[Written problem] Can you give all the records again without altering a single character?

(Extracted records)
________________________________________
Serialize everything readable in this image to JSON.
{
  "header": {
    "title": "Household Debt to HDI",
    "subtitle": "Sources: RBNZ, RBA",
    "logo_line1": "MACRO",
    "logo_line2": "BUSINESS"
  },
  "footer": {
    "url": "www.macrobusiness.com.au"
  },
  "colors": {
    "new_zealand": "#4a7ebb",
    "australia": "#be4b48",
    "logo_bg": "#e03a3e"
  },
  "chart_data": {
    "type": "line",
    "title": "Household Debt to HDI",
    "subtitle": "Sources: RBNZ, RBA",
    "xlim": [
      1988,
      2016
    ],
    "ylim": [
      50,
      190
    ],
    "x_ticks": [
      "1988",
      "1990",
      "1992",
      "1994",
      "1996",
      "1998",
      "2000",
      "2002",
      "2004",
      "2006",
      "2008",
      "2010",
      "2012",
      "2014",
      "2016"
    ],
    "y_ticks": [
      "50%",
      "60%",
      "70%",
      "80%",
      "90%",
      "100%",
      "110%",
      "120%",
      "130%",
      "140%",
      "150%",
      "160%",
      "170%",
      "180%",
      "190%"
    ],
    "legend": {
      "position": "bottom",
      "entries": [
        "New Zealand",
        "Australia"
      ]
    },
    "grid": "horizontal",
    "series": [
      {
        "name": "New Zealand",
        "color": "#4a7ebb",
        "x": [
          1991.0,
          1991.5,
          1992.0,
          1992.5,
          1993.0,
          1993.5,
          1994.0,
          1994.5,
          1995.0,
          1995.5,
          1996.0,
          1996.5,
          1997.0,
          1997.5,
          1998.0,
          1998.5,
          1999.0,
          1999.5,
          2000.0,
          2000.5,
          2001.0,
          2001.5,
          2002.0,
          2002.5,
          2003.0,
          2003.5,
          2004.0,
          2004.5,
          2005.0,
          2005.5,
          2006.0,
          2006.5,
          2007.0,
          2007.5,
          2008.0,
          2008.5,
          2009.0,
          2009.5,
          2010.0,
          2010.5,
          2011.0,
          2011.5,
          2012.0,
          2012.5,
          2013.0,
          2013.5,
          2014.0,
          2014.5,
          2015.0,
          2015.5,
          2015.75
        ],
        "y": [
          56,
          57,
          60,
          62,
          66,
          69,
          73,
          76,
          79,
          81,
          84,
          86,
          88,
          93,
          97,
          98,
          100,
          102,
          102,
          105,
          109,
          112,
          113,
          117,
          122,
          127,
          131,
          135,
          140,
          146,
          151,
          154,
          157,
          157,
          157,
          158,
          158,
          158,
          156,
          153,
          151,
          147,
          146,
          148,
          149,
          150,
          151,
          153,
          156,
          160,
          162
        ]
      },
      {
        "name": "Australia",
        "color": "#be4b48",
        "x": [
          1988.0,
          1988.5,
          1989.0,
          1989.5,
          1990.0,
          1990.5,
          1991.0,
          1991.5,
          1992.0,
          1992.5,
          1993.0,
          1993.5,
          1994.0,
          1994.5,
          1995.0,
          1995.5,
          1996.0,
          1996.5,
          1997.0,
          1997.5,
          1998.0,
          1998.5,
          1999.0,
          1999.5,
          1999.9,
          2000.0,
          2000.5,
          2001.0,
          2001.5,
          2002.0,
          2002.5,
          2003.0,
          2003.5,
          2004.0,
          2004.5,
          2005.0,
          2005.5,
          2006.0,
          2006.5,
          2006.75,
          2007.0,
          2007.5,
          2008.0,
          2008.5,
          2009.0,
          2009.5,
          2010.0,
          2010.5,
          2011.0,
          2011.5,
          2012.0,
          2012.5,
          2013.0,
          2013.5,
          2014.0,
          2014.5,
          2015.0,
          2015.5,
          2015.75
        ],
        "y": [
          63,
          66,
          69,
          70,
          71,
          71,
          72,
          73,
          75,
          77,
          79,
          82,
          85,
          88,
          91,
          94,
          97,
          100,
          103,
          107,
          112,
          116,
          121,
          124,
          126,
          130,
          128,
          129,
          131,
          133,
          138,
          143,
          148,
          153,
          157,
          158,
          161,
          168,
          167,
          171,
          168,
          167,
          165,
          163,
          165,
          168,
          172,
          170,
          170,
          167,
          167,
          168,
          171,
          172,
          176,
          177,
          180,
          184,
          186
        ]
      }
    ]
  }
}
________________________________________
[Result for this exercise]
Serialize everything readable in this image to JSON.
{
  "header": {
    "title": "Household Debt to HDI",
    "subtitle": "Sources: RBNZ, RBA",
    "logo_line1": "MACRO",
    "logo_line2": "BUSINESS"
  },
  "footer": {
    "url": "www.macrobusiness.com.au"
  },
  "colors": {
    "new_zealand": "#4a7ebb",
    "australia": "#be4b48",
    "logo_bg": "#e03a3e"
  },
  "chart_data": {
    "type": "line",
    "title": "Household Debt to HDI",
    "subtitle": "Sources: RBNZ, RBA",
    "xlim": [
      1988,
      2016
    ],
    "ylim": [
      50,
      190
    ],
    "x_ticks": [
      "1988",
      "1990",
      "1992",
      "1994",
      "1996",
      "1998",
      "2000",
      "2002",
      "2004",
      "2006",
      "2008",
      "2010",
      "2012",
      "2014",
      "2016"
    ],
    "y_ticks": [
      "50%",
      "60%",
      "70%",
      "80%",
      "90%",
      "100%",
      "110%",
      "120%",
      "130%",
      "140%",
      "150%",
      "160%",
      "170%",
      "180%",
      "190%"
    ],
    "legend": {
      "position": "bottom",
      "entries": [
        "New Zealand",
        "Australia"
      ]
    },
    "grid": "horizontal",
    "series": [
      {
        "name": "New Zealand",
        "color": "#4a7ebb",
        "x": [
          1991.0,
          1991.5,
          1992.0,
          1992.5,
          1993.0,
          1993.5,
          1994.0,
          1994.5,
          1995.0,
          1995.5,
          1996.0,
          1996.5,
          1997.0,
          1997.5,
          1998.0,
          1998.5,
          1999.0,
          1999.5,
          2000.0,
          2000.5,
          2001.0,
          2001.5,
          2002.0,
          2002.5,
          2003.0,
          2003.5,
          2004.0,
          2004.5,
          2005.0,
          2005.5,
          2006.0,
          2006.5,
          2007.0,
          2007.5,
          2008.0,
          2008.5,
          2009.0,
          2009.5,
          2010.0,
          2010.5,
          2011.0,
          2011.5,
          2012.0,
          2012.5,
          2013.0,
          2013.5,
          2014.0,
          2014.5,
          2015.0,
          2015.5,
          2015.75
        ],
        "y": [
          56,
          57,
          60,
          62,
          66,
          69,
          73,
          76,
          79,
          81,
          84,
          86,
          88,
          93,
          97,
          98,
          100,
          102,
          102,
          105,
          109,
          112,
          113,
          117,
          122,
          127,
          131,
          135,
          140,
          146,
          151,
          154,
          157,
          157,
          157,
          158,
          158,
          158,
          156,
          153,
          151,
          147,
          146,
          148,
          149,
          150,
          151,
          153,
          156,
          160,
          162
        ]
      },
      {
        "name": "Australia",
        "color": "#be4b48",
        "x": [
          1988.0,
          1988.5,
          1989.0,
          1989.5,
          1990.0,
          1990.5,
          1991.0,
          1991.5,
          1992.0,
          1992.5,
          1993.0,
          1993.5,
          1994.0,
          1994.5,
          1995.0,
          1995.5,
          1996.0,
          1996.5,
          1997.0,
          1997.5,
          1998.0,
          1998.5,
          1999.0,
          1999.5,
          1999.9,
          2000.0,
          2000.5,
          2001.0,
          2001.5,
          2002.0,
          2002.5,
          2003.0,
          2003.5,
          2004.0,
          2004.5,
          2005.0,
          2005.5,
          2006.0,
          2006.5,
          2006.75,
          2007.0,
          2007.5,
          2008.0,
          2008.5,
          2009.0,
          2009.5,
          2010.0,
          2010.5,
          2011.0,
          2011.5,
          2012.0,
          2012.5,
          2013.0,
          2013.5,
          2014.0,
          2014.5,
          2015.0,
          2015.5,
          2015.75
        ],
        "y": [
          63,
          66,
          69,
          70,
          71,
          71,
          72,
          73,
          75,
          77,
          79,
          82,
          85,
          88,
          91,
          94,
          97,
          100,
          103,
          107,
          112,
          116,
          121,
          124,
          126,
          130,
          128,
          129,
          131,
          133,
          138,
          143,
          148,
          153,
          157,
          158,
          161,
          168,
          167,
          171,
          168,
          167,
          165,
          163,
          165,
          168,
          172,
          170,
          170,
          167,
          167,
          168,
          171,
          172,
          176,
          177,
          180,
          184,
          186
        ]
      }
    ]
  }
}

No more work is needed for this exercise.